Excerpt from a dataset:
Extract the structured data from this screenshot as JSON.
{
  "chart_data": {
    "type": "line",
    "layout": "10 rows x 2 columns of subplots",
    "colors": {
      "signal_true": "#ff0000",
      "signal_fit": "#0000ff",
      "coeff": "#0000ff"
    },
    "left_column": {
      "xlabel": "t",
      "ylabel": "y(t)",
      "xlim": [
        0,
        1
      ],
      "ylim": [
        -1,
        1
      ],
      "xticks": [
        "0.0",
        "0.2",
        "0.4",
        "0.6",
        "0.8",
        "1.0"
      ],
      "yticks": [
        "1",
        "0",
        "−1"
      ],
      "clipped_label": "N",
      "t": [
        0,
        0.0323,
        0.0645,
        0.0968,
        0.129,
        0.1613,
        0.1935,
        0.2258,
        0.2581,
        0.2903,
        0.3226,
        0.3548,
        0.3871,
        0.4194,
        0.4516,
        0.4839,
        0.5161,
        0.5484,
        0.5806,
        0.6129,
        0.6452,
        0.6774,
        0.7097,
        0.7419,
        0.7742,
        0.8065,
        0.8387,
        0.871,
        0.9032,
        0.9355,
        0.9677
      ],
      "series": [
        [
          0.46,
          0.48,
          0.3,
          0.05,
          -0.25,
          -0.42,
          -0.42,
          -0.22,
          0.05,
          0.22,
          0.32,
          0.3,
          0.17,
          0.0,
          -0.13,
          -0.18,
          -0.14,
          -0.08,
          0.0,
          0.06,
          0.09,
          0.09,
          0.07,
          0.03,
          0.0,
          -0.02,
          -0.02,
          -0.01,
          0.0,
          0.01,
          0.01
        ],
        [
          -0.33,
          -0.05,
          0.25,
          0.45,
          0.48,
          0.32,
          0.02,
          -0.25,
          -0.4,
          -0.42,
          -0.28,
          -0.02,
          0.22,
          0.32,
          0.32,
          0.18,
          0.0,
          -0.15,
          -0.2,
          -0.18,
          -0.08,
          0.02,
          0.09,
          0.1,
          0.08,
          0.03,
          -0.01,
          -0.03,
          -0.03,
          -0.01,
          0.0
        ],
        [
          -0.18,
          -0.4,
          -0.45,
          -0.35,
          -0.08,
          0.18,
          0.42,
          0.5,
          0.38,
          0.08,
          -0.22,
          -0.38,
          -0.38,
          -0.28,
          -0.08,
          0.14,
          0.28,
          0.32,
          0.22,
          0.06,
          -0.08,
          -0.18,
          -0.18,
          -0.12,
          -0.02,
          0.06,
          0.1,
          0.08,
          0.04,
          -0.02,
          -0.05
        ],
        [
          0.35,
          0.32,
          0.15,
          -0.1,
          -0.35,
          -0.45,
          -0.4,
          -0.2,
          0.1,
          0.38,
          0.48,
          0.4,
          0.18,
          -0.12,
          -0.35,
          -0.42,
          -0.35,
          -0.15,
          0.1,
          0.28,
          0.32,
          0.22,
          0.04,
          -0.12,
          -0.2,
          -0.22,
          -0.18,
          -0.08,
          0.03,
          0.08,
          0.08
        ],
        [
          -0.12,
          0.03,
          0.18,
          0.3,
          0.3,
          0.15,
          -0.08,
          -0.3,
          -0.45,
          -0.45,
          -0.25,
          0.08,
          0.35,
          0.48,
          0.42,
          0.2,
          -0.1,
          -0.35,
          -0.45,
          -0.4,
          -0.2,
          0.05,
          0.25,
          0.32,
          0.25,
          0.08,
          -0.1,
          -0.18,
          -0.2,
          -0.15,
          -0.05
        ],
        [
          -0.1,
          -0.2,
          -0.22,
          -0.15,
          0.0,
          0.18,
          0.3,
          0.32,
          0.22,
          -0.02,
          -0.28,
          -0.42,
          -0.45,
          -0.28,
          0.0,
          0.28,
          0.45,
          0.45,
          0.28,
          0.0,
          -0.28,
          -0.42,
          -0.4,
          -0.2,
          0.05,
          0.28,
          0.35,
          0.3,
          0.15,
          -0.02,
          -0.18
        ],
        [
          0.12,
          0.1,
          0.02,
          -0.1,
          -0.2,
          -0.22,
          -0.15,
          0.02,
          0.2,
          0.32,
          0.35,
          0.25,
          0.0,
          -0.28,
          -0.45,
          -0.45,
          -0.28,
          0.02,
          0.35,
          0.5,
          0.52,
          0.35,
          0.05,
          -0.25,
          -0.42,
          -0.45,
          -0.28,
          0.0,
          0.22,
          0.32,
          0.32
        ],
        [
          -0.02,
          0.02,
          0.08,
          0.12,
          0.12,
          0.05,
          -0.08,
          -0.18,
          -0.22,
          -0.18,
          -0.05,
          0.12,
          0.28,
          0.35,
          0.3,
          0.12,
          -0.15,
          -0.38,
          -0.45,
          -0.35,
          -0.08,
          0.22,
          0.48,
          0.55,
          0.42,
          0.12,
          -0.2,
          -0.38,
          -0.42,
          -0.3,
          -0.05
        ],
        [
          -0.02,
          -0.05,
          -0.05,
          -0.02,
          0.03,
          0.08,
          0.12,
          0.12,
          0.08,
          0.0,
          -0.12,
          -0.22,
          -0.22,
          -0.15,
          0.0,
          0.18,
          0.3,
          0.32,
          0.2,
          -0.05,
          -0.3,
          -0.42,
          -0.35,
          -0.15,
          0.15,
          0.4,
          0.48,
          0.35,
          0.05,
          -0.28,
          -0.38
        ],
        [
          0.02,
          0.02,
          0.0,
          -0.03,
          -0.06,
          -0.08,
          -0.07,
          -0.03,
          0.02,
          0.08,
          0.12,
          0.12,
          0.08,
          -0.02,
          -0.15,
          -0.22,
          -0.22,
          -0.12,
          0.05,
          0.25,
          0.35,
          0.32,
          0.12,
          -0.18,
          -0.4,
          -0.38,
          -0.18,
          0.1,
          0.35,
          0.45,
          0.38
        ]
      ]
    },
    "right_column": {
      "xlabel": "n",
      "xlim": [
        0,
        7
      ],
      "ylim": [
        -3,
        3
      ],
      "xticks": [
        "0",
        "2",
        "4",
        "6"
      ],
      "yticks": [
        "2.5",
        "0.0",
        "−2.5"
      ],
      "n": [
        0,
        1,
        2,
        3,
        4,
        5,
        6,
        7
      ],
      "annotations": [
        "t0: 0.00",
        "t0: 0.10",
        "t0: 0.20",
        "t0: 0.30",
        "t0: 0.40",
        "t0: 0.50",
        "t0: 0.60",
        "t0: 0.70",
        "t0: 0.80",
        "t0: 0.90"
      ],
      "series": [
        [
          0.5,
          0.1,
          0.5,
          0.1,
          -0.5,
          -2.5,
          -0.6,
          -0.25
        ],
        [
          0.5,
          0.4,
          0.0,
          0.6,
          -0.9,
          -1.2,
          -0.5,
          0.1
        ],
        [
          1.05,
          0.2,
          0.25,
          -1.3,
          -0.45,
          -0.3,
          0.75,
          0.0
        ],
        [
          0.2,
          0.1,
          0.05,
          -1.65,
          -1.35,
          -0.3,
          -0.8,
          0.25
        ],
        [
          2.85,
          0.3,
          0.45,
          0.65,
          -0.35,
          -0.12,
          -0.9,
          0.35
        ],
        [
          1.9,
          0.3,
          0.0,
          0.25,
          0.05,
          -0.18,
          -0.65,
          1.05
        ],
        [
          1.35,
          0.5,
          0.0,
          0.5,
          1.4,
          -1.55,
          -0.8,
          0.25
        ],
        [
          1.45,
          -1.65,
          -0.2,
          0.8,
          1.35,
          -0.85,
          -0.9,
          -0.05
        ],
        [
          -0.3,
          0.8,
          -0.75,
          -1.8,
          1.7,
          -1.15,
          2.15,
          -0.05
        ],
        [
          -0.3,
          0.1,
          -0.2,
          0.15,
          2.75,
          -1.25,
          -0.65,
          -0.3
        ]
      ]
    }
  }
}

### What you should do
Copy all the entries verbatim.

### Exercise response
Extract the structured data from this screenshot as JSON.
{
  "chart_data": {
    "type": "line",
    "layout": "10 rows x 2 columns of subplots",
    "colors": {
      "signal_true": "#ff0000",
      "signal_fit": "#0000ff",
      "coeff": "#0000ff"
    },
    "left_column": {
      "xlabel": "t",
      "ylabel": "y(t)",
      "xlim": [
        0,
        1
      ],
      "ylim": [
        -1,
        1
      ],
      "xticks": [
        "0.0",
        "0.2",
        "0.4",
        "0.6",
        "0.8",
        "1.0"
      ],
      "yticks": [
        "1",
        "0",
        "−1"
      ],
      "clipped_label": "N",
      "t": [
        0,
        0.0323,
        0.0645,
        0.0968,
        0.129,
        0.1613,
        0.1935,
        0.2258,
        0.2581,
        0.2903,
        0.3226,
        0.3548,
        0.3871,
        0.4194,
        0.4516,
        0.4839,
        0.5161,
        0.5484,
        0.5806,
        0.6129,
        0.6452,
        0.6774,
        0.7097,
        0.7419,
        0.7742,
        0.8065,
        0.8387,
        0.871,
        0.9032,
        0.9355,
        0.9677
      ],
      "series": [
        [
          0.46,
          0.48,
          0.3,
          0.05,
          -0.25,
          -0.42,
          -0.42,
          -0.22,
          0.05,
          0.22,
          0.32,
          0.3,
          0.17,
          0.0,
          -0.13,
          -0.18,
          -0.14,
          -0.08,
          0.0,
          0.06,
          0.09,
          0.09,
          0.07,
          0.03,
          0.0,
          -0.02,
          -0.02,
          -0.01,
          0.0,
          0.01,
          0.01
        ],
        [
          -0.33,
          -0.05,
          0.25,
          0.45,
          0.48,
          0.32,
          0.02,
          -0.25,
          -0.4,
          -0.42,
          -0.28,
          -0.02,
          0.22,
          0.32,
          0.32,
          0.18,
          0.0,
          -0.15,
          -0.2,
          -0.18,
          -0.08,
          0.02,
          0.09,
          0.1,
          0.08,
          0.03,
          -0.01,
          -0.03,
          -0.03,
          -0.01,
          0.0
        ],
        [
          -0.18,
          -0.4,
          -0.45,
          -0.35,
          -0.08,
          0.18,
          0.42,
          0.5,
          0.38,
          0.08,
          -0.22,
          -0.38,
          -0.38,
          -0.28,
          -0.08,
          0.14,
          0.28,
          0.32,
          0.22,
          0.06,
          -0.08,
          -0.18,
          -0.18,
          -0.12,
          -0.02,
          0.06,
          0.1,
          0.08,
          0.04,
          -0.02,
          -0.05
        ],
        [
          0.35,
          0.32,
          0.15,
          -0.1,
          -0.35,
          -0.45,
          -0.4,
          -0.2,
          0.1,
          0.38,
          0.48,
          0.4,
          0.18,
          -0.12,
          -0.35,
          -0.42,
          -0.35,
          -0.15,
          0.1,
          0.28,
          0.32,
          0.22,
          0.04,
          -0.12,
          -0.2,
          -0.22,
          -0.18,
          -0.08,
          0.03,
          0.08,
          0.08
        ],
        [
          -0.12,
          0.03,
          0.18,
          0.3,
          0.3,
          0.15,
          -0.08,
          -0.3,
          -0.45,
          -0.45,
          -0.25,
          0.08,
          0.35,
          0.48,
          0.42,
          0.2,
          -0.1,
          -0.35,
          -0.45,
          -0.4,
          -0.2,
          0.05,
          0.25,
          0.32,
          0.25,
          0.08,
          -0.1,
          -0.18,
          -0.2,
          -0.15,
          -0.05
        ],
        [
          -0.1,
          -0.2,
          -0.22,
          -0.15,
          0.0,
          0.18,
          0.3,
          0.32,
          0.22,
          -0.02,
          -0.28,
          -0.42,
          -0.45,
          -0.28,
          0.0,
          0.28,
          0.45,
          0.45,
          0.28,
          0.0,
          -0.28,
          -0.42,
          -0.4,
          -0.2,
          0.05,
          0.28,
          0.35,
          0.3,
          0.15,
          -0.02,
          -0.18
        ],
        [
          0.12,
          0.1,
          0.02,
          -0.1,
          -0.2,
          -0.22,
          -0.15,
          0.02,
          0.2,
          0.32,
          0.35,
          0.25,
          0.0,
          -0.28,
          -0.45,
          -0.45,
          -0.28,
          0.02,
          0.35,
          0.5,
          0.52,
          0.35,
          0.05,
          -0.25,
          -0.42,
          -0.45,
          -0.28,
          0.0,
          0.22,
          0.32,
          0.32
        ],
        [
          -0.02,
          0.02,
          0.08,
          0.12,
          0.12,
          0.05,
          -0.08,
          -0.18,
          -0.22,
          -0.18,
          -0.05,
          0.12,
          0.28,
          0.35,
          0.3,
          0.12,
          -0.15,
          -0.38,
          -0.45,
          -0.35,
          -0.08,
          0.22,
          0.48,
          0.55,
          0.42,
          0.12,
          -0.2,
          -0.38,
          -0.42,
          -0.3,
          -0.05
        ],
        [
          -0.02,
          -0.05,
          -0.05,
          -0.02,
          0.03,
          0.08,
          0.12,
          0.12,
          0.08,
          0.0,
          -0.12,
          -0.22,
          -0.22,
          -0.15,
          0.0,
          0.18,
          0.3,
          0.32,
          0.2,
          -0.05,
          -0.3,
          -0.42,
          -0.35,
          -0.15,
          0.15,
          0.4,
          0.48,
          0.35,
          0.05,
          -0.28,
          -0.38
        ],
        [
          0.02,
          0.02,
          0.0,
          -0.03,
          -0.06,
          -0.08,
          -0.07,
          -0.03,
          0.02,
          0.08,
          0.12,
          0.12,
          0.08,
          -0.02,
          -0.15,
          -0.22,
          -0.22,
          -0.12,
          0.05,
          0.25,
          0.35,
          0.32,
          0.12,
          -0.18,
          -0.4,
          -0.38,
          -0.18,
          0.1,
          0.35,
          0.45,
          0.38
        ]
      ]
    },
    "right_column": {
      "xlabel": "n",
      "xlim": [
        0,
        7
      ],
      "ylim": [
        -3,
        3
      ],
      "xticks": [
        "0",
        "2",
        "4",
        "6"
      ],
      "yticks": [
        "2.5",
        "0.0",
        "−2.5"
      ],
      "n": [
        0,
        1,
        2,
        3,
        4,
        5,
        6,
        7
      ],
      "annotations": [
        "t0: 0.00",
        "t0: 0.10",
        "t0: 0.20",
        "t0: 0.30",
        "t0: 0.40",
        "t0: 0.50",
        "t0: 0.60",
        "t0: 0.70",
        "t0: 0.80",
        "t0: 0.90"
      ],
      "series": [
        [
          0.5,
          0.1,
          0.5,
          0.1,
          -0.5,
          -2.5,
          -0.6,
          -0.25
        ],
        [
          0.5,
          0.4,
          0.0,
          0.6,
          -0.9,
          -1.2,
          -0.5,
          0.1
        ],
        [
          1.05,
          0.2,
          0.25,
          -1.3,
          -0.45,
          -0.3,
          0.75,
          0.0
        ],
        [
          0.2,
          0.1,
          0.05,
          -1.65,
          -1.35,
          -0.3,
          -0.8,
          0.25
        ],
        [
          2.85,
          0.3,
          0.45,
          0.65,
          -0.35,
          -0.12,
          -0.9,
          0.35
        ],
        [
          1.9,
          0.3,
          0.0,
          0.25,
          0.05,
          -0.18,
          -0.65,
          1.05
        ],
        [
          1.35,
          0.5,
          0.0,
          0.5,
          1.4,
          -1.55,
          -0.8,
          0.25
        ],
        [
          1.45,
          -1.65,
          -0.2,
          0.8,
          1.35,
          -0.85,
          -0.9,
          -0.05
        ],
        [
          -0.3,
          0.8,
          -0.75,
          -1.8,
          1.7,
          -1.15,
          2.15,
          -0.05
        ],
        [
          -0.3,
          0.1,
          -0.2,
          0.15,
          2.75,
          -1.25,
          -0.65,
          -0.3
        ]
      ]
    }
  }
}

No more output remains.